++++ THE DATA ++++

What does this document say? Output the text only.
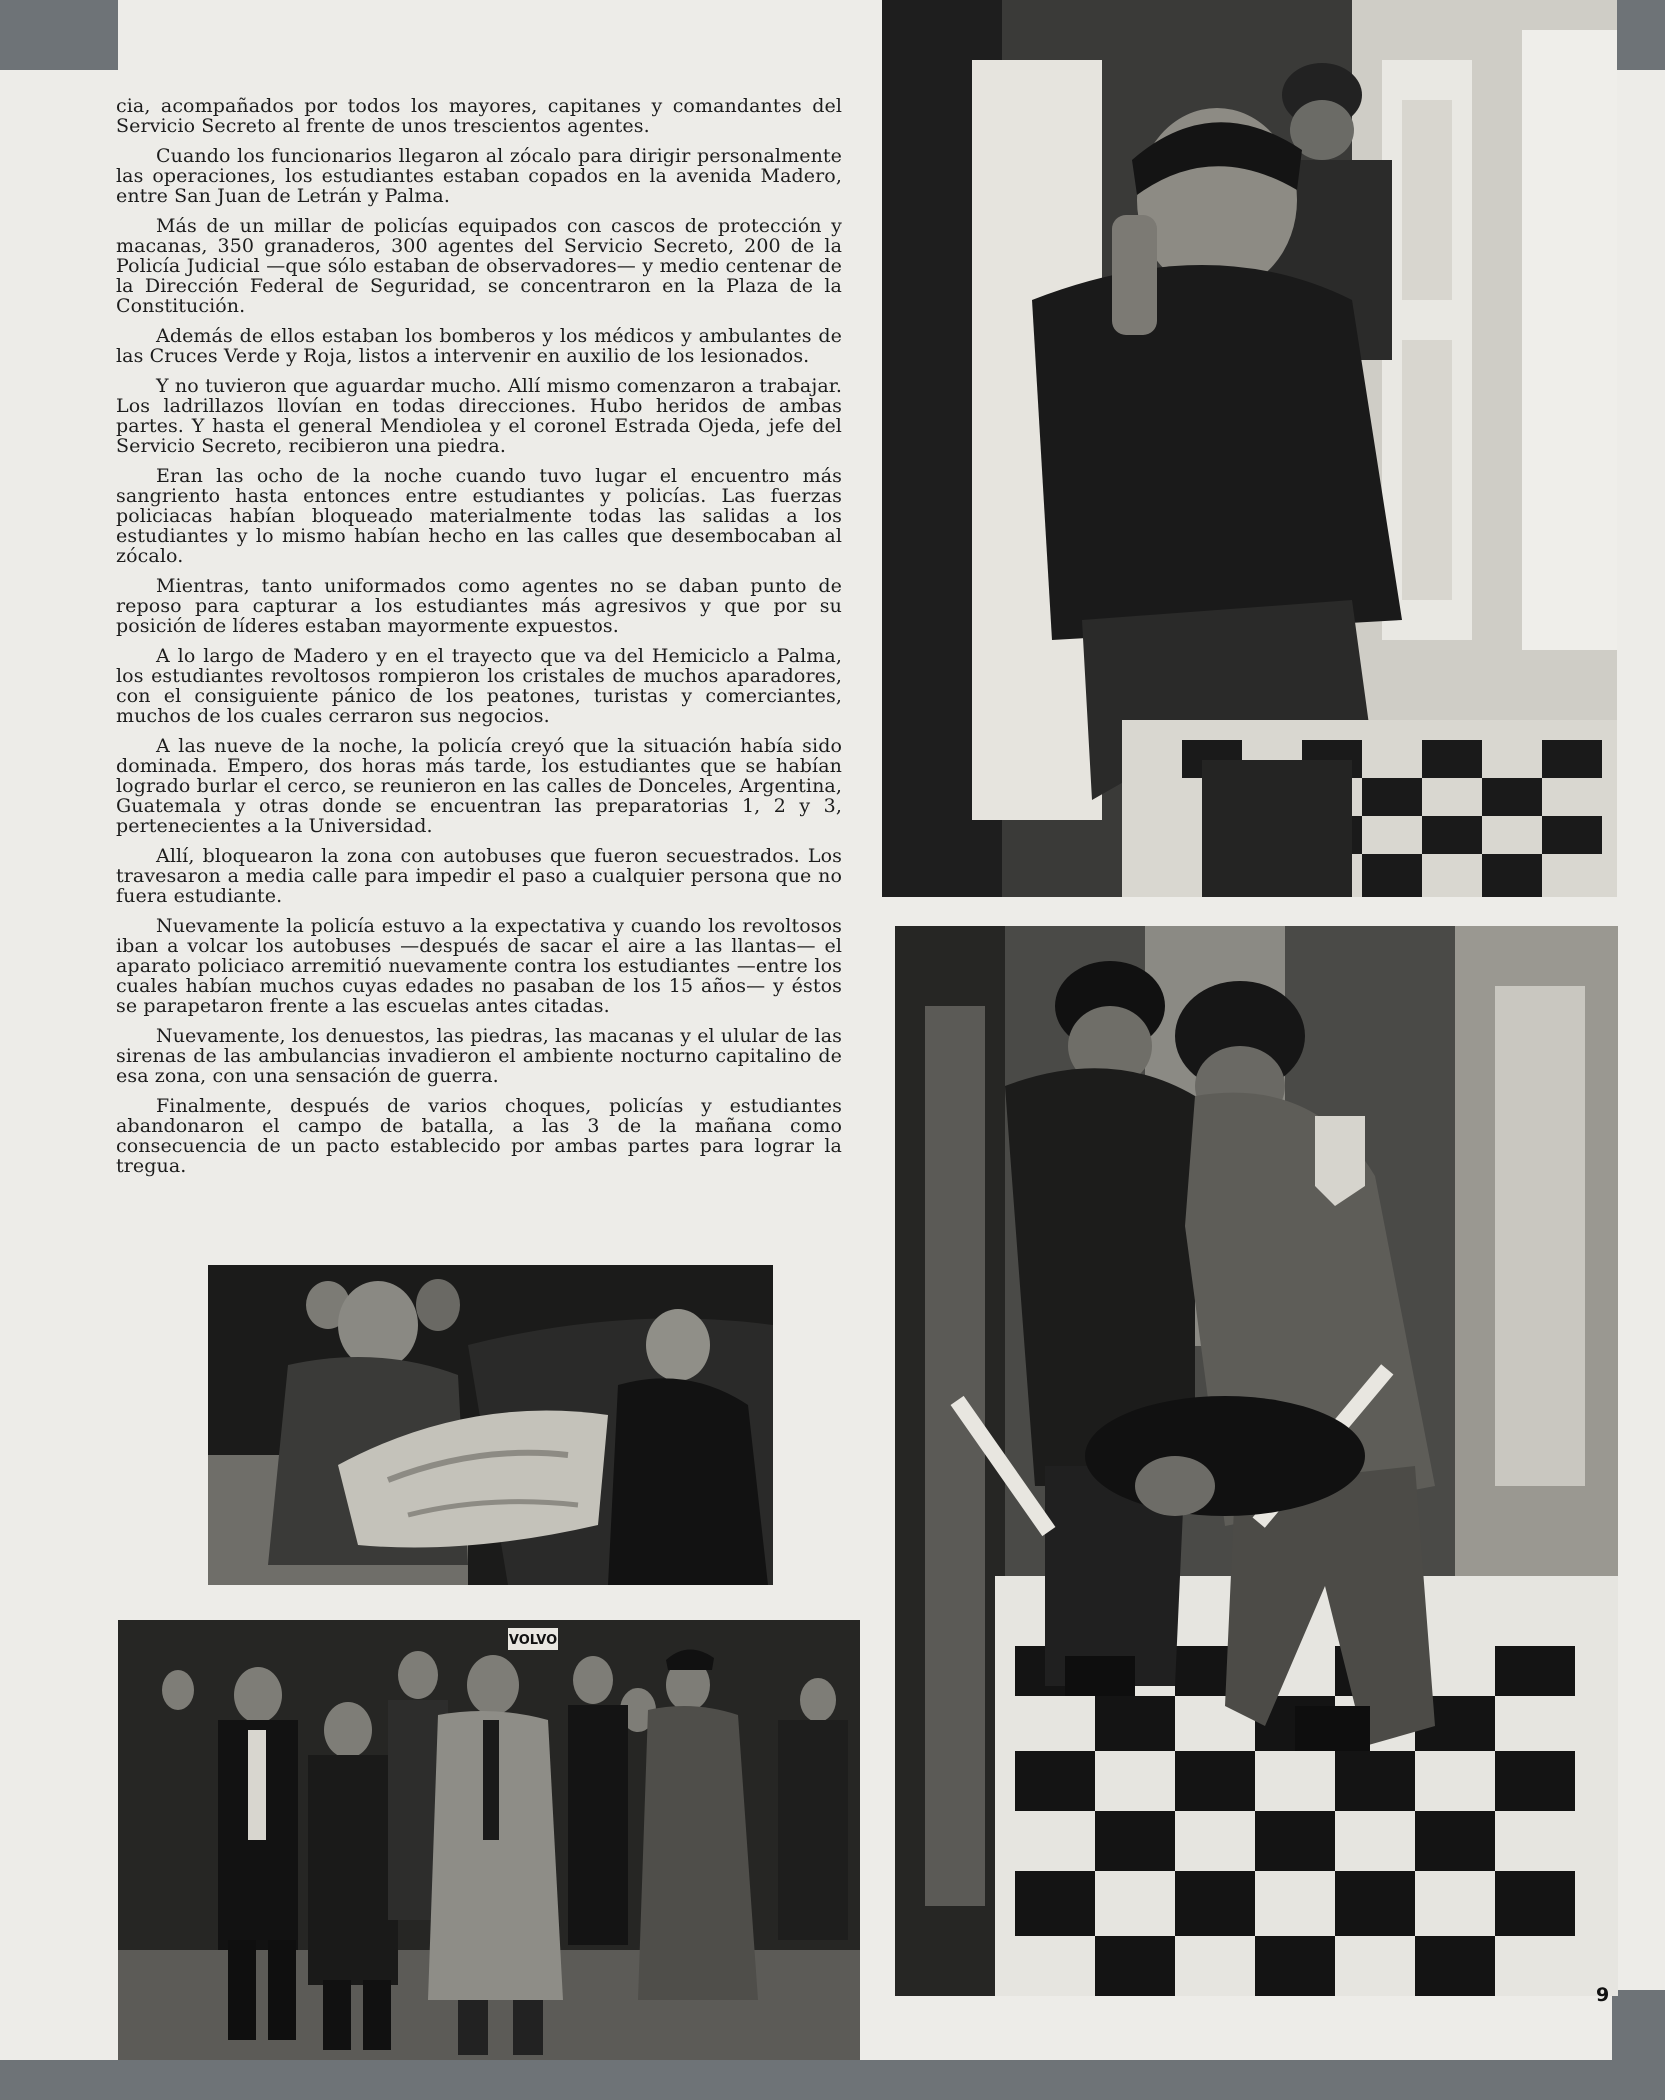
cia, acompañados por todos los mayores, capitanes y comandantes del Servicio Secreto al frente de unos trescientos agentes.

Cuando los funcionarios llegaron al zócalo para dirigir personalmente las operaciones, los estudiantes estaban copados en la avenida Madero, entre San Juan de Letrán y Palma.

Más de un millar de policías equipados con cascos de protección y macanas, 350 granaderos, 300 agentes del Servicio Secreto, 200 de la Policía Judicial —que sólo estaban de observadores— y medio centenar de la Dirección Federal de Seguridad, se concentraron en la Plaza de la Constitución.

Además de ellos estaban los bomberos y los médicos y ambulantes de las Cruces Verde y Roja, listos a intervenir en auxilio de los lesionados.

Y no tuvieron que aguardar mucho. Allí mismo comenzaron a trabajar. Los ladrillazos llovían en todas direcciones. Hubo heridos de ambas partes. Y hasta el general Mendiolea y el coronel Estrada Ojeda, jefe del Servicio Secreto, recibieron una piedra.

Eran las ocho de la noche cuando tuvo lugar el encuentro más sangriento hasta entonces entre estudiantes y policías. Las fuerzas policiacas habían bloqueado materialmente todas las salidas a los estudiantes y lo mismo habían hecho en las calles que desembocaban al zócalo.

Mientras, tanto uniformados como agentes no se daban punto de reposo para capturar a los estudiantes más agresivos y que por su posición de líderes estaban mayormente expuestos.

A lo largo de Madero y en el trayecto que va del Hemiciclo a Palma, los estudiantes revoltosos rompieron los cristales de muchos aparadores, con el consiguiente pánico de los peatones, turistas y comerciantes, muchos de los cuales cerraron sus negocios.

A las nueve de la noche, la policía creyó que la situación había sido dominada. Empero, dos horas más tarde, los estudiantes que se habían logrado burlar el cerco, se reunieron en las calles de Donceles, Argentina, Guatemala y otras donde se encuentran las preparatorias 1, 2 y 3, pertenecientes a la Universidad.

Allí, bloquearon la zona con autobuses que fueron secuestrados. Los travesaron a media calle para impedir el paso a cualquier persona que no fuera estudiante.

Nuevamente la policía estuvo a la expectativa y cuando los revoltosos iban a volcar los autobuses —después de sacar el aire a las llantas— el aparato policiaco arremitió nuevamente contra los estudiantes —entre los cuales habían muchos cuyas edades no pasaban de los 15 años— y éstos se parapetaron frente a las escuelas antes citadas.

Nuevamente, los denuestos, las piedras, las macanas y el ulular de las sirenas de las ambulancias invadieron el ambiente nocturno capitalino de esa zona, con una sensación de guerra.

Finalmente, después de varios choques, policías y estudiantes abandonaron el campo de batalla, a las 3 de la mañana como consecuencia de un pacto establecido por ambas partes para lograr la tregua.

VOLVO
9
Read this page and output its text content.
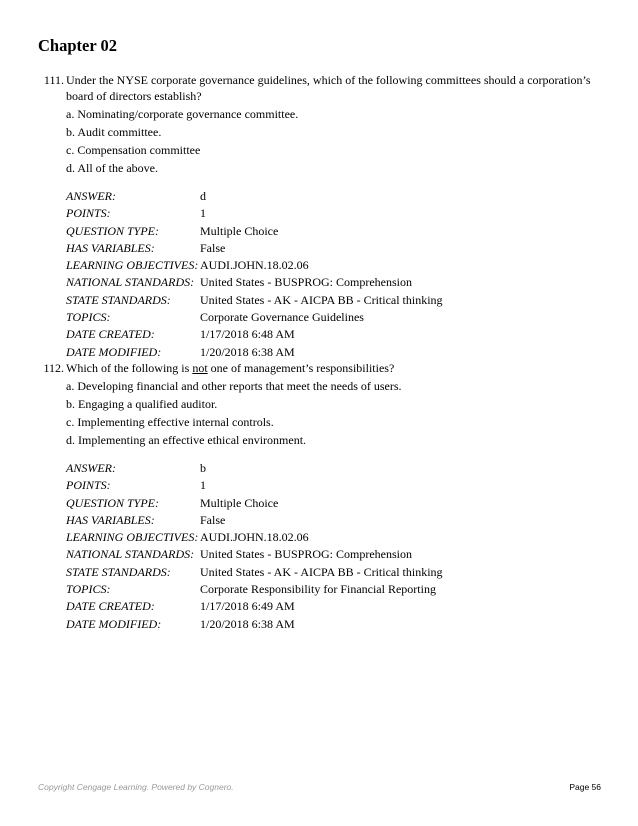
Chapter 02
111. Under the NYSE corporate governance guidelines, which of the following committees should a corporation’s board of directors establish?
a. Nominating/corporate governance committee.
b. Audit committee.
c. Compensation committee
d. All of the above.
ANSWER:	d
POINTS:	1
QUESTION TYPE:	Multiple Choice
HAS VARIABLES:	False
LEARNING OBJECTIVES: AUDI.JOHN.18.02.06
NATIONAL STANDARDS: United States - BUSPROG: Comprehension
STATE STANDARDS:	United States - AK - AICPA BB - Critical thinking
TOPICS:	Corporate Governance Guidelines
DATE CREATED:	1/17/2018 6:48 AM
DATE MODIFIED:	1/20/2018 6:38 AM
112. Which of the following is not one of management’s responsibilities?
a. Developing financial and other reports that meet the needs of users.
b. Engaging a qualified auditor.
c. Implementing effective internal controls.
d. Implementing an effective ethical environment.
ANSWER:	b
POINTS:	1
QUESTION TYPE:	Multiple Choice
HAS VARIABLES:	False
LEARNING OBJECTIVES: AUDI.JOHN.18.02.06
NATIONAL STANDARDS: United States - BUSPROG: Comprehension
STATE STANDARDS:	United States - AK - AICPA BB - Critical thinking
TOPICS:	Corporate Responsibility for Financial Reporting
DATE CREATED:	1/17/2018 6:49 AM
DATE MODIFIED:	1/20/2018 6:38 AM
Copyright Cengage Learning. Powered by Cognero.	Page 56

++++

→ TASK PROMPT
Without the pictures, write out every entry precisely as it appears.

→ ANSWER TO THE EXERCISE
What does this document say? Output the text only.
cia, acompañados por todos los mayores, capitanes y comandantes del Servicio Secreto al frente de unos trescientos agentes.

Cuando los funcionarios llegaron al zócalo para dirigir personalmente las operaciones, los estudiantes estaban copados en la avenida Madero, entre San Juan de Letrán y Palma.

Más de un millar de policías equipados con cascos de protección y macanas, 350 granaderos, 300 agentes del Servicio Secreto, 200 de la Policía Judicial —que sólo estaban de observadores— y medio centenar de la Dirección Federal de Seguridad, se concentraron en la Plaza de la Constitución.

Además de ellos estaban los bomberos y los médicos y ambulantes de las Cruces Verde y Roja, listos a intervenir en auxilio de los lesionados.

Y no tuvieron que aguardar mucho. Allí mismo comenzaron a trabajar. Los ladrillazos llovían en todas direcciones. Hubo heridos de ambas partes. Y hasta el general Mendiolea y el coronel Estrada Ojeda, jefe del Servicio Secreto, recibieron una piedra.

Eran las ocho de la noche cuando tuvo lugar el encuentro más sangriento hasta entonces entre estudiantes y policías. Las fuerzas policiacas habían bloqueado materialmente todas las salidas a los estudiantes y lo mismo habían hecho en las calles que desembocaban al zócalo.

Mientras, tanto uniformados como agentes no se daban punto de reposo para capturar a los estudiantes más agresivos y que por su posición de líderes estaban mayormente expuestos.

A lo largo de Madero y en el trayecto que va del Hemiciclo a Palma, los estudiantes revoltosos rompieron los cristales de muchos aparadores, con el consiguiente pánico de los peatones, turistas y comerciantes, muchos de los cuales cerraron sus negocios.

A las nueve de la noche, la policía creyó que la situación había sido dominada. Empero, dos horas más tarde, los estudiantes que se habían logrado burlar el cerco, se reunieron en las calles de Donceles, Argentina, Guatemala y otras donde se encuentran las preparatorias 1, 2 y 3, pertenecientes a la Universidad.

Allí, bloquearon la zona con autobuses que fueron secuestrados. Los travesaron a media calle para impedir el paso a cualquier persona que no fuera estudiante.

Nuevamente la policía estuvo a la expectativa y cuando los revoltosos iban a volcar los autobuses —después de sacar el aire a las llantas— el aparato policiaco arremitió nuevamente contra los estudiantes —entre los cuales habían muchos cuyas edades no pasaban de los 15 años— y éstos se parapetaron frente a las escuelas antes citadas.

Nuevamente, los denuestos, las piedras, las macanas y el ulular de las sirenas de las ambulancias invadieron el ambiente nocturno capitalino de esa zona, con una sensación de guerra.

Finalmente, después de varios choques, policías y estudiantes abandonaron el campo de batalla, a las 3 de la mañana como consecuencia de un pacto establecido por ambas partes para lograr la tregua.

VOLVO
9
Read this page and output its text content.
Chapter 02
111. Under the NYSE corporate governance guidelines, which of the following committees should a corporation’s board of directors establish?
a. Nominating/corporate governance committee.
b. Audit committee.
c. Compensation committee
d. All of the above.
ANSWER:	d
POINTS:	1
QUESTION TYPE:	Multiple Choice
HAS VARIABLES:	False
LEARNING OBJECTIVES: AUDI.JOHN.18.02.06
NATIONAL STANDARDS: United States - BUSPROG: Comprehension
STATE STANDARDS:	United States - AK - AICPA BB - Critical thinking
TOPICS:	Corporate Governance Guidelines
DATE CREATED:	1/17/2018 6:48 AM
DATE MODIFIED:	1/20/2018 6:38 AM
112. Which of the following is not one of management’s responsibilities?
a. Developing financial and other reports that meet the needs of users.
b. Engaging a qualified auditor.
c. Implementing effective internal controls.
d. Implementing an effective ethical environment.
ANSWER:	b
POINTS:	1
QUESTION TYPE:	Multiple Choice
HAS VARIABLES:	False
LEARNING OBJECTIVES: AUDI.JOHN.18.02.06
NATIONAL STANDARDS: United States - BUSPROG: Comprehension
STATE STANDARDS:	United States - AK - AICPA BB - Critical thinking
TOPICS:	Corporate Responsibility for Financial Reporting
DATE CREATED:	1/17/2018 6:49 AM
DATE MODIFIED:	1/20/2018 6:38 AM
Copyright Cengage Learning. Powered by Cognero.	Page 56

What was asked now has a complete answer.